Extract, from the listing that follows, each line containing the word "labels".

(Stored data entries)
+===+
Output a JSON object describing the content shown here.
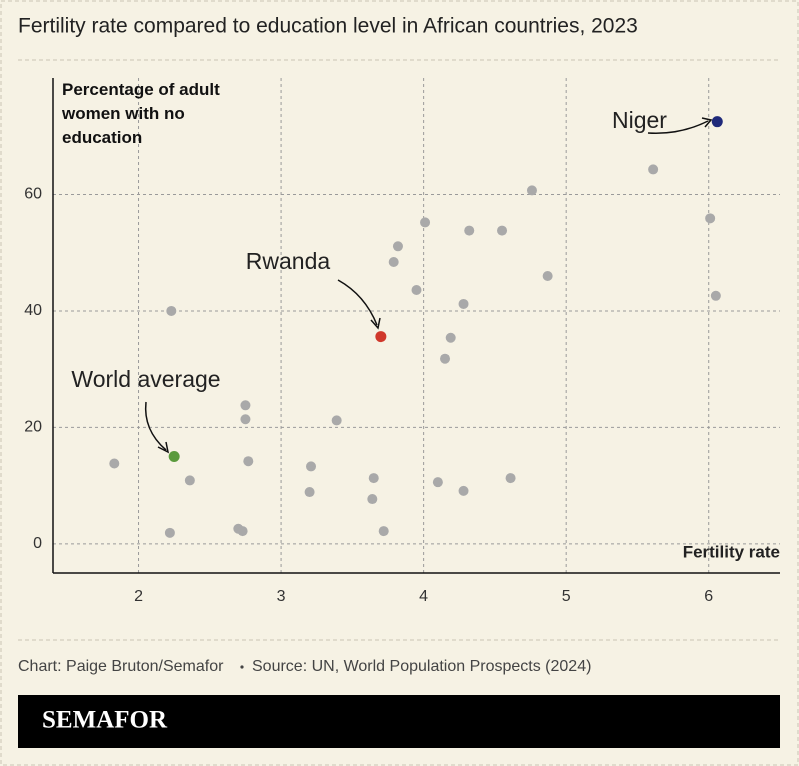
{
  "chart_data": {
    "type": "scatter",
    "title": "Fertility rate compared to education level in African countries, 2023",
    "y_label": "Percentage of adult women with no education",
    "x_label": "Fertility rate",
    "x": [
      5.61,
      4.76,
      6.01,
      4.01,
      4.32,
      4.55,
      3.82,
      3.79,
      4.87,
      3.95,
      6.05,
      4.28,
      2.23,
      4.19,
      4.15,
      2.75,
      2.75,
      3.39,
      1.83,
      2.77,
      3.21,
      2.36,
      3.65,
      4.1,
      4.61,
      3.2,
      4.28,
      3.64,
      2.7,
      2.73,
      3.72,
      2.22
    ],
    "values": [
      64.3,
      60.7,
      55.9,
      55.2,
      53.8,
      53.8,
      51.1,
      48.4,
      46.0,
      43.6,
      42.6,
      41.2,
      40.0,
      35.4,
      31.8,
      23.8,
      21.4,
      21.2,
      13.8,
      14.2,
      13.3,
      10.9,
      11.3,
      10.6,
      11.3,
      8.9,
      9.1,
      7.7,
      2.6,
      2.2,
      2.2,
      1.9
    ],
    "color": "#a9a9a9",
    "highlights": [
      {
        "label": "Niger",
        "x": 6.06,
        "y": 72.5,
        "color": "#1f2a7a"
      },
      {
        "label": "Rwanda",
        "x": 3.7,
        "y": 35.6,
        "color": "#d0382b"
      },
      {
        "label": "World average",
        "x": 2.25,
        "y": 15.0,
        "color": "#5a9a3c"
      }
    ],
    "xlim": [
      1.4,
      6.5
    ],
    "ylim": [
      -5,
      80
    ],
    "xticks": [
      2,
      3,
      4,
      5,
      6
    ],
    "yticks": [
      0,
      20,
      40,
      60
    ],
    "grid": true,
    "credit": "Chart: Paige Bruton/Semafor",
    "source": "Source: UN, World Population Prospects (2024)",
    "brand": "SEMAFOR"
  }
}
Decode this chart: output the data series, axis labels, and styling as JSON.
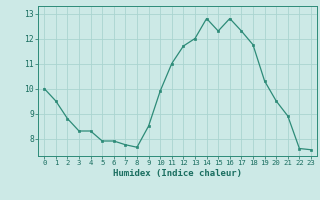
{
  "x": [
    0,
    1,
    2,
    3,
    4,
    5,
    6,
    7,
    8,
    9,
    10,
    11,
    12,
    13,
    14,
    15,
    16,
    17,
    18,
    19,
    20,
    21,
    22,
    23
  ],
  "y": [
    10.0,
    9.5,
    8.8,
    8.3,
    8.3,
    7.9,
    7.9,
    7.75,
    7.65,
    8.5,
    9.9,
    11.0,
    11.7,
    12.0,
    12.8,
    12.3,
    12.8,
    12.3,
    11.75,
    10.3,
    9.5,
    8.9,
    7.6,
    7.55
  ],
  "xlabel": "Humidex (Indice chaleur)",
  "ylim": [
    7.3,
    13.3
  ],
  "xlim": [
    -0.5,
    23.5
  ],
  "yticks": [
    8,
    9,
    10,
    11,
    12,
    13
  ],
  "xticks": [
    0,
    1,
    2,
    3,
    4,
    5,
    6,
    7,
    8,
    9,
    10,
    11,
    12,
    13,
    14,
    15,
    16,
    17,
    18,
    19,
    20,
    21,
    22,
    23
  ],
  "line_color": "#2d8b78",
  "marker_color": "#2d8b78",
  "bg_color": "#cce9e6",
  "grid_color": "#aad4d0",
  "axis_color": "#2d8b78",
  "tick_color": "#1a6e60",
  "label_color": "#1a6e60"
}
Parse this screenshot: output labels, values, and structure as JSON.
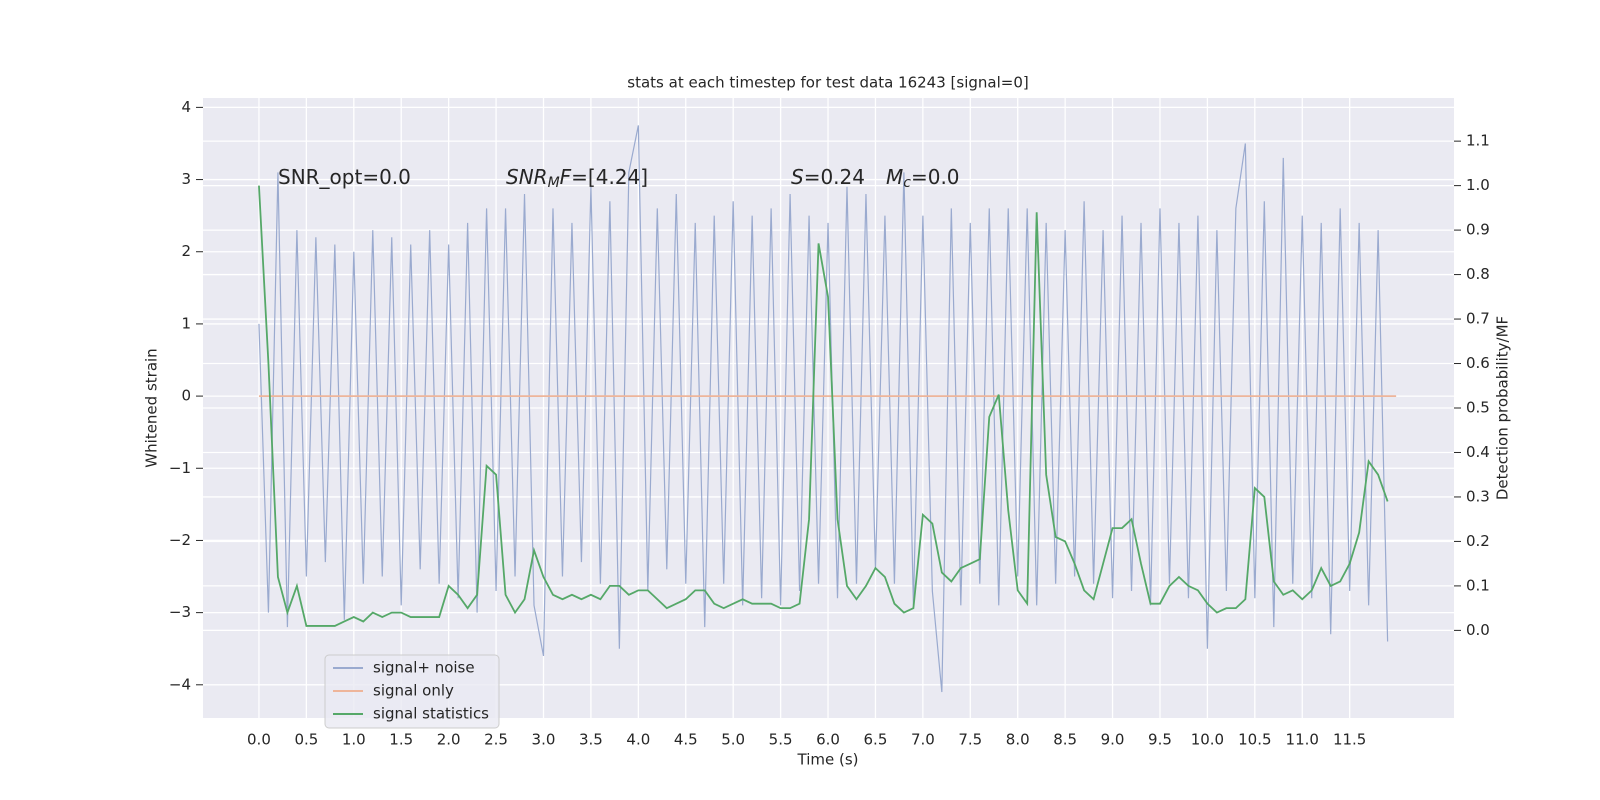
{
  "chart_data": {
    "type": "line",
    "title": "stats at each timestep for test data 16243 [signal=0]",
    "xlabel": "Time (s)",
    "ylabel": "Whitened strain",
    "y2label": "Detection probability/MF",
    "xlim": [
      -0.59,
      12.6
    ],
    "ylim": [
      -4.46,
      4.13
    ],
    "y2lim": [
      -0.197,
      1.197
    ],
    "xticks": [
      {
        "value": 0,
        "label": "0.0"
      },
      0.5,
      {
        "value": 1,
        "label": "1.0"
      },
      1.5,
      {
        "value": 2,
        "label": "2.0"
      },
      2.5,
      {
        "value": 3,
        "label": "3.0"
      },
      3.5,
      {
        "value": 4,
        "label": "4.0"
      },
      4.5,
      {
        "value": 5,
        "label": "5.0"
      },
      5.5,
      {
        "value": 6,
        "label": "6.0"
      },
      6.5,
      {
        "value": 7,
        "label": "7.0"
      },
      7.5,
      {
        "value": 8,
        "label": "8.0"
      },
      8.5,
      {
        "value": 9,
        "label": "9.0"
      },
      9.5,
      {
        "value": 10,
        "label": "10.0"
      },
      10.5,
      {
        "value": 11,
        "label": "11.0"
      },
      11.5
    ],
    "yticks": [
      {
        "value": -4,
        "label": "−4"
      },
      {
        "value": -3,
        "label": "−3"
      },
      {
        "value": -2,
        "label": "−2"
      },
      {
        "value": -1,
        "label": "−1"
      },
      0,
      1,
      2,
      3,
      4
    ],
    "y2ticks": [
      {
        "value": 0,
        "label": "0.0"
      },
      0.1,
      0.2,
      0.3,
      0.4,
      0.5,
      0.6,
      0.7,
      0.8,
      0.9,
      {
        "value": 1,
        "label": "1.0"
      },
      1.1
    ],
    "grid": true,
    "legend": "lower left",
    "annotations": [
      [
        {
          "text": "SNR_opt=0.0"
        }
      ],
      [
        {
          "text": "SNR",
          "italic": true
        },
        {
          "text": "M",
          "italic": true,
          "sub": true
        },
        {
          "text": "F",
          "italic": true
        },
        {
          "text": "=[4.24]"
        }
      ],
      [
        {
          "text": "S",
          "italic": true
        },
        {
          "text": "=0.24"
        }
      ],
      [
        {
          "text": "M",
          "italic": true
        },
        {
          "text": "c",
          "italic": true,
          "sub": true
        },
        {
          "text": "=0.0"
        }
      ]
    ],
    "series": [
      {
        "name": "signal+ noise",
        "color": "#9aaacf",
        "x": [
          0,
          0.1,
          0.2,
          0.3,
          0.4,
          0.5,
          0.6,
          0.7,
          0.8,
          0.9,
          1,
          1.1,
          1.2,
          1.3,
          1.4,
          1.5,
          1.6,
          1.7,
          1.8,
          1.9,
          2,
          2.1,
          2.2,
          2.3,
          2.4,
          2.5,
          2.6,
          2.7,
          2.8,
          2.9,
          3,
          3.1,
          3.2,
          3.3,
          3.4,
          3.5,
          3.6,
          3.7,
          3.8,
          3.9,
          4,
          4.1,
          4.2,
          4.3,
          4.4,
          4.5,
          4.6,
          4.7,
          4.8,
          4.9,
          5,
          5.1,
          5.2,
          5.3,
          5.4,
          5.5,
          5.6,
          5.7,
          5.8,
          5.9,
          6,
          6.1,
          6.2,
          6.3,
          6.4,
          6.5,
          6.6,
          6.7,
          6.8,
          6.9,
          7,
          7.1,
          7.2,
          7.3,
          7.4,
          7.5,
          7.6,
          7.7,
          7.8,
          7.9,
          8,
          8.1,
          8.2,
          8.3,
          8.4,
          8.5,
          8.6,
          8.7,
          8.8,
          8.9,
          9,
          9.1,
          9.2,
          9.3,
          9.4,
          9.5,
          9.6,
          9.7,
          9.8,
          9.9,
          10,
          10.1,
          10.2,
          10.3,
          10.4,
          10.5,
          10.6,
          10.7,
          10.8,
          10.9,
          11,
          11.1,
          11.2,
          11.3,
          11.4,
          11.5,
          11.6,
          11.7,
          11.8,
          11.9
        ],
        "values": [
          1.0,
          -3.0,
          3.1,
          -3.2,
          2.3,
          -2.5,
          2.2,
          -2.3,
          2.1,
          -3.1,
          2.0,
          -2.6,
          2.3,
          -2.5,
          2.2,
          -2.9,
          2.1,
          -2.4,
          2.3,
          -2.6,
          2.1,
          -2.8,
          2.4,
          -3.0,
          2.6,
          -2.7,
          2.6,
          -2.5,
          2.8,
          -2.9,
          -3.6,
          2.6,
          -2.5,
          2.4,
          -2.3,
          2.9,
          -2.6,
          2.7,
          -3.5,
          3.1,
          3.75,
          -2.7,
          2.6,
          -2.4,
          2.8,
          -2.6,
          2.4,
          -3.2,
          2.5,
          -2.6,
          2.7,
          -2.9,
          2.5,
          -2.8,
          2.6,
          -2.9,
          2.8,
          -2.7,
          2.5,
          -2.6,
          2.4,
          -2.8,
          2.9,
          -2.6,
          2.8,
          -2.4,
          2.5,
          -2.6,
          3.1,
          -2.9,
          2.5,
          -2.7,
          -4.1,
          2.6,
          -2.9,
          2.4,
          -2.6,
          2.6,
          -2.9,
          2.6,
          -2.5,
          2.6,
          -2.9,
          2.4,
          -2.6,
          2.3,
          -2.5,
          2.7,
          -2.6,
          2.3,
          -2.8,
          2.5,
          -2.7,
          2.4,
          -2.9,
          2.6,
          -2.6,
          2.4,
          -2.8,
          2.5,
          -3.5,
          2.3,
          -2.7,
          2.6,
          3.5,
          -2.8,
          2.7,
          -3.2,
          3.3,
          -2.6,
          2.5,
          -2.8,
          2.4,
          -3.3,
          2.6,
          -2.7,
          2.4,
          -2.9,
          2.3,
          -3.4
        ]
      },
      {
        "name": "signal only",
        "color": "#eeb59a",
        "x": [
          0,
          11.99
        ],
        "values": [
          0,
          0
        ]
      },
      {
        "name": "signal statistics",
        "color": "#55a868",
        "axis": "y2",
        "x": [
          0,
          0.1,
          0.2,
          0.3,
          0.4,
          0.5,
          0.6,
          0.7,
          0.8,
          0.9,
          1,
          1.1,
          1.2,
          1.3,
          1.4,
          1.5,
          1.6,
          1.7,
          1.8,
          1.9,
          2,
          2.1,
          2.2,
          2.3,
          2.4,
          2.5,
          2.6,
          2.7,
          2.8,
          2.9,
          3,
          3.1,
          3.2,
          3.3,
          3.4,
          3.5,
          3.6,
          3.7,
          3.8,
          3.9,
          4,
          4.1,
          4.2,
          4.3,
          4.4,
          4.5,
          4.6,
          4.7,
          4.8,
          4.9,
          5,
          5.1,
          5.2,
          5.3,
          5.4,
          5.5,
          5.6,
          5.7,
          5.8,
          5.9,
          6,
          6.1,
          6.2,
          6.3,
          6.4,
          6.5,
          6.6,
          6.7,
          6.8,
          6.9,
          7,
          7.1,
          7.2,
          7.3,
          7.4,
          7.5,
          7.6,
          7.7,
          7.8,
          7.9,
          8,
          8.1,
          8.2,
          8.3,
          8.4,
          8.5,
          8.6,
          8.7,
          8.8,
          8.9,
          9,
          9.1,
          9.2,
          9.3,
          9.4,
          9.5,
          9.6,
          9.7,
          9.8,
          9.9,
          10,
          10.1,
          10.2,
          10.3,
          10.4,
          10.5,
          10.6,
          10.7,
          10.8,
          10.9,
          11,
          11.1,
          11.2,
          11.3,
          11.4,
          11.5,
          11.6,
          11.7,
          11.8,
          11.9
        ],
        "values": [
          1.0,
          0.6,
          0.12,
          0.04,
          0.1,
          0.01,
          0.01,
          0.01,
          0.01,
          0.02,
          0.03,
          0.02,
          0.04,
          0.03,
          0.04,
          0.04,
          0.03,
          0.03,
          0.03,
          0.03,
          0.1,
          0.08,
          0.05,
          0.08,
          0.37,
          0.35,
          0.08,
          0.04,
          0.07,
          0.18,
          0.12,
          0.08,
          0.07,
          0.08,
          0.07,
          0.08,
          0.07,
          0.1,
          0.1,
          0.08,
          0.09,
          0.09,
          0.07,
          0.05,
          0.06,
          0.07,
          0.09,
          0.09,
          0.06,
          0.05,
          0.06,
          0.07,
          0.06,
          0.06,
          0.06,
          0.05,
          0.05,
          0.06,
          0.25,
          0.87,
          0.75,
          0.25,
          0.1,
          0.07,
          0.1,
          0.14,
          0.12,
          0.06,
          0.04,
          0.05,
          0.26,
          0.24,
          0.13,
          0.11,
          0.14,
          0.15,
          0.16,
          0.48,
          0.53,
          0.27,
          0.09,
          0.06,
          0.94,
          0.35,
          0.21,
          0.2,
          0.15,
          0.09,
          0.07,
          0.15,
          0.23,
          0.23,
          0.25,
          0.15,
          0.06,
          0.06,
          0.1,
          0.12,
          0.1,
          0.09,
          0.06,
          0.04,
          0.05,
          0.05,
          0.07,
          0.32,
          0.3,
          0.11,
          0.08,
          0.09,
          0.07,
          0.09,
          0.14,
          0.1,
          0.11,
          0.15,
          0.22,
          0.38,
          0.35,
          0.29
        ]
      }
    ]
  }
}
+===+
» Task answer
Decode this chart: output the data series, axis labels, and styling as JSON.
Parse this screenshot: output labels, values, and structure as JSON.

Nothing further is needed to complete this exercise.